■ Material provided ■
┌──
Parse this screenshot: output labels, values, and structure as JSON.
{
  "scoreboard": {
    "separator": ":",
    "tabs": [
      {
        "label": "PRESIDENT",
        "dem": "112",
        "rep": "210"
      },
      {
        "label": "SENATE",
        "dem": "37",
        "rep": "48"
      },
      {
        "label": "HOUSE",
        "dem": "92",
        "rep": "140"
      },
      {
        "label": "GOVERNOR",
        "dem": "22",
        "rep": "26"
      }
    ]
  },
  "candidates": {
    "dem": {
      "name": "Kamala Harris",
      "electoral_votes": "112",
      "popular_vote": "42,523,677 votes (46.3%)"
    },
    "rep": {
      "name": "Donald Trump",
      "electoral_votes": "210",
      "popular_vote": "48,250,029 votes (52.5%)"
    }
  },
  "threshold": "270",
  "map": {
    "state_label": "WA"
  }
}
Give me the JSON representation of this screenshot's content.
└──
┌──
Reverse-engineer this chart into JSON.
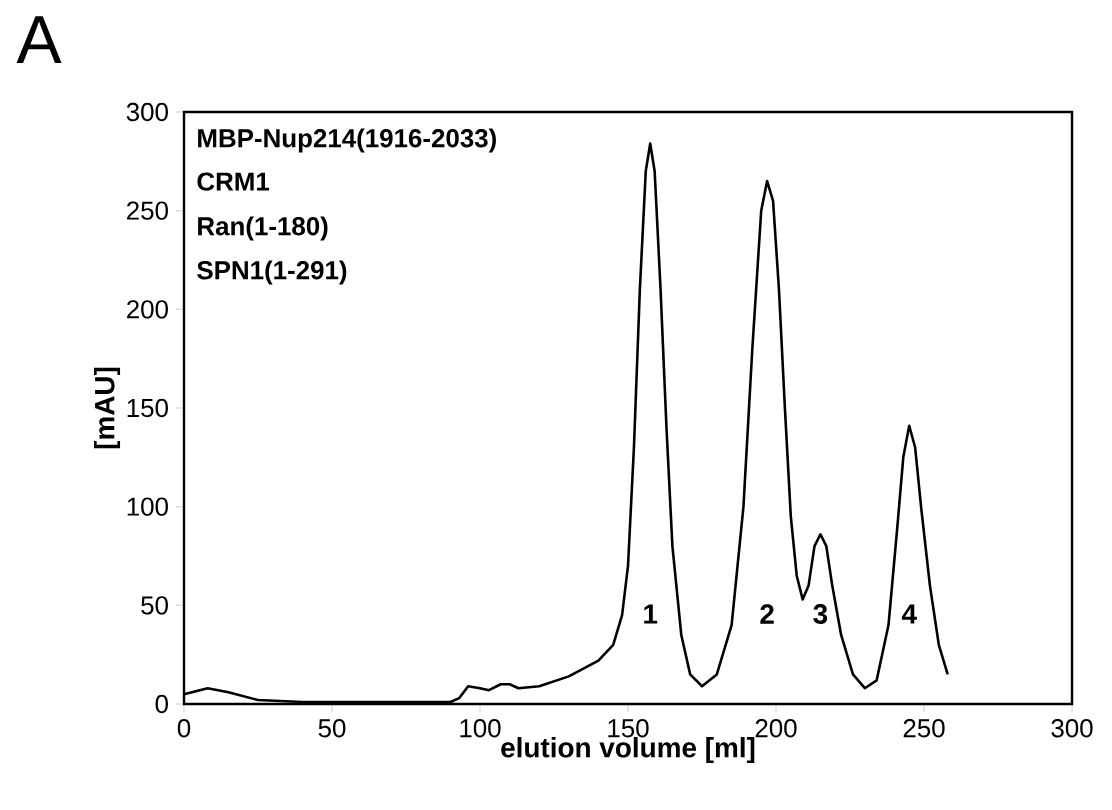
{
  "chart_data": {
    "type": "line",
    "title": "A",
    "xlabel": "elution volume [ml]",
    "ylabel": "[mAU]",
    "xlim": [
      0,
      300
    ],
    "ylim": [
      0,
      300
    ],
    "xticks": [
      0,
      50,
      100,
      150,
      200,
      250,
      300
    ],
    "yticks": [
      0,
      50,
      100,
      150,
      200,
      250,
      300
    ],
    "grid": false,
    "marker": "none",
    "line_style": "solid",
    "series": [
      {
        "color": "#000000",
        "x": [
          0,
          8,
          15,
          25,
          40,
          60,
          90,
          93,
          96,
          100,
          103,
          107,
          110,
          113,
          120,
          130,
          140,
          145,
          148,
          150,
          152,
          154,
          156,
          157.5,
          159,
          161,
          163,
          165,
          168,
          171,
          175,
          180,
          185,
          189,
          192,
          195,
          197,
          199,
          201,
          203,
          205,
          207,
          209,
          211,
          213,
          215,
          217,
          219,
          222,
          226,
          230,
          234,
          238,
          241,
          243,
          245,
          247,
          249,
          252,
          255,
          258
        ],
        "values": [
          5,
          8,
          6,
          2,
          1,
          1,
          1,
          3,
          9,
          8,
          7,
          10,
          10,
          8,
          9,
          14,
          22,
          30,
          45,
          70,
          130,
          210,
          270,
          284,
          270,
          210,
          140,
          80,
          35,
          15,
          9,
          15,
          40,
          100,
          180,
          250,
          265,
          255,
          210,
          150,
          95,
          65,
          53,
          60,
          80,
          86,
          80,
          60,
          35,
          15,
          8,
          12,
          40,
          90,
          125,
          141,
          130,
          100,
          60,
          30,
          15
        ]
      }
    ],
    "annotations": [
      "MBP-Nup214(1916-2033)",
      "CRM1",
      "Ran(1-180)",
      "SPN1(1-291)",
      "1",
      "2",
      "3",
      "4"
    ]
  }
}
└──
■ What this task involves ■
Beginning with the line that contains "Parse this screenshot: output" and ending with the line that contains "Give me the", repeat exactly those lines and no others.

■ Task result ■
Parse this screenshot: output labels, values, and structure as JSON.
{
  "scoreboard": {
    "separator": ":",
    "tabs": [
      {
        "label": "PRESIDENT",
        "dem": "112",
        "rep": "210"
      },
      {
        "label": "SENATE",
        "dem": "37",
        "rep": "48"
      },
      {
        "label": "HOUSE",
        "dem": "92",
        "rep": "140"
      },
      {
        "label": "GOVERNOR",
        "dem": "22",
        "rep": "26"
      }
    ]
  },
  "candidates": {
    "dem": {
      "name": "Kamala Harris",
      "electoral_votes": "112",
      "popular_vote": "42,523,677 votes (46.3%)"
    },
    "rep": {
      "name": "Donald Trump",
      "electoral_votes": "210",
      "popular_vote": "48,250,029 votes (52.5%)"
    }
  },
  "threshold": "270",
  "map": {
    "state_label": "WA"
  }
}
Give me the JSON representation of this screenshot's content.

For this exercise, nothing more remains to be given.